GIVEN DATA:
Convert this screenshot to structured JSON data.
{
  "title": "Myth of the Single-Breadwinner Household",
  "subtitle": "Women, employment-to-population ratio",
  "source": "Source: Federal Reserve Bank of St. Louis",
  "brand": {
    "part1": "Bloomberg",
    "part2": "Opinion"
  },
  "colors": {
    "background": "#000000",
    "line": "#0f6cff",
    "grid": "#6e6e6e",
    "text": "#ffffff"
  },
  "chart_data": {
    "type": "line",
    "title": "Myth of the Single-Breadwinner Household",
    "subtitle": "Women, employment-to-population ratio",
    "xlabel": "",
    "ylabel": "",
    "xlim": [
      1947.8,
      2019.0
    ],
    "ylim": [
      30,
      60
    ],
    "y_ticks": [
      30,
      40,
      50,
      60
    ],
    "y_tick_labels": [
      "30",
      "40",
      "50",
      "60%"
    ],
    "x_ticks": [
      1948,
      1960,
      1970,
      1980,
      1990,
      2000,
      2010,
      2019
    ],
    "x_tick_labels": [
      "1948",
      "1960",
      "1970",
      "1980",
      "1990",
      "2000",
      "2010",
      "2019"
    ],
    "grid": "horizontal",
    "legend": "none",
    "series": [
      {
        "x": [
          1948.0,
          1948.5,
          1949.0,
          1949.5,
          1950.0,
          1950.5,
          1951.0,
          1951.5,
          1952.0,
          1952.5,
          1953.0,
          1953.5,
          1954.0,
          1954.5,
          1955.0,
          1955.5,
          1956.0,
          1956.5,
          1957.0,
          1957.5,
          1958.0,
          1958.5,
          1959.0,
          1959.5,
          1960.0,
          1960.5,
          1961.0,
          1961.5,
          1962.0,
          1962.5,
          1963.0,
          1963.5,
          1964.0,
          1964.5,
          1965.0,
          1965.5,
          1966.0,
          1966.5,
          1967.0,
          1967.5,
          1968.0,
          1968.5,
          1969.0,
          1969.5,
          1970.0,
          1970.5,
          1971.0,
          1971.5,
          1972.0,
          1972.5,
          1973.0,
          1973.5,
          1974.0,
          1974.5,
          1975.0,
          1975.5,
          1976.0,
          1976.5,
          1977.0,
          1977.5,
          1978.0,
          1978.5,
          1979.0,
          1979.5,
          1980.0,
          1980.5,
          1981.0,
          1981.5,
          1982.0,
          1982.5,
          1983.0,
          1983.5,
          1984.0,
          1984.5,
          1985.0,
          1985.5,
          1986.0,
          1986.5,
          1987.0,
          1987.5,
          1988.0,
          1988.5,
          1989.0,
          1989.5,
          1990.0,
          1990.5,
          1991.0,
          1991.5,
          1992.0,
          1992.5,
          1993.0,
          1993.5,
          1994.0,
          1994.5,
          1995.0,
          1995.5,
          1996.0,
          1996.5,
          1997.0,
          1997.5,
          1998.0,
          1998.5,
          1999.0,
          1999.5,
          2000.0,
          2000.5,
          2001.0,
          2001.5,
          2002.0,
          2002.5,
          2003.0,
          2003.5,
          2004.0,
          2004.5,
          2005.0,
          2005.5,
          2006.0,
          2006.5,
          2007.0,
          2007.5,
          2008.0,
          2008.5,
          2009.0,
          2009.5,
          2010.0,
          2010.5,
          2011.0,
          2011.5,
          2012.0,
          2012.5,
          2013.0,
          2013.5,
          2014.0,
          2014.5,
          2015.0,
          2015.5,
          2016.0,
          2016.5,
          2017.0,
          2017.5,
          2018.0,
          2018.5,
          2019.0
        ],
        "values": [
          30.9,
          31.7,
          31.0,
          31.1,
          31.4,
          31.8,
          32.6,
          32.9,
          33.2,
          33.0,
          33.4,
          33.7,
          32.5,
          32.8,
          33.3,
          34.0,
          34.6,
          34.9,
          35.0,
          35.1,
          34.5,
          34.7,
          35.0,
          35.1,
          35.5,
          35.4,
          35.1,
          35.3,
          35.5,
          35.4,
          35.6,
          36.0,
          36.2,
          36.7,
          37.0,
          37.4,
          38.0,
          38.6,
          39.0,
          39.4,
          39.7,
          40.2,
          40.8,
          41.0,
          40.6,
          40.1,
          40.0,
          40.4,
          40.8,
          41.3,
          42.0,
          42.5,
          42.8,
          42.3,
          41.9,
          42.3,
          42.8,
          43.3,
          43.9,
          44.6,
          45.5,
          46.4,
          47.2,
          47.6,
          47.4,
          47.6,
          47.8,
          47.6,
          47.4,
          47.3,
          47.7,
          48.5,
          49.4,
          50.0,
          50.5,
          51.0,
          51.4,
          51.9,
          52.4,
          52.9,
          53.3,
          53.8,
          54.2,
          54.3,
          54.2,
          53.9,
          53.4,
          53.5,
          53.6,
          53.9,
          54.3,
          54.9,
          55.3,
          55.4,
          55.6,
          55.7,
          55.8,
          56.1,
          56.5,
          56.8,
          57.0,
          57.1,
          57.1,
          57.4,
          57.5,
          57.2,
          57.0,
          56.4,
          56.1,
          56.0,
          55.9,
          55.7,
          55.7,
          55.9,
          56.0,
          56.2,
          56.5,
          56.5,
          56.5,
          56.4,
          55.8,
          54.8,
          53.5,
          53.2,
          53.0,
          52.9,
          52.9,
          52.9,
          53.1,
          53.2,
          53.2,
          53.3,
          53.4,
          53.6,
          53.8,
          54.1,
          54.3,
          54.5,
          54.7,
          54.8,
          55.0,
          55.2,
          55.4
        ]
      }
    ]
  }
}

WHAT YOU ARE ASKED TO DO:
Select and copy every line from the records that includes the word "employment".

EXERCISE RESULT:
  "subtitle": "Women, employment-to-population ratio",
    "subtitle": "Women, employment-to-population ratio",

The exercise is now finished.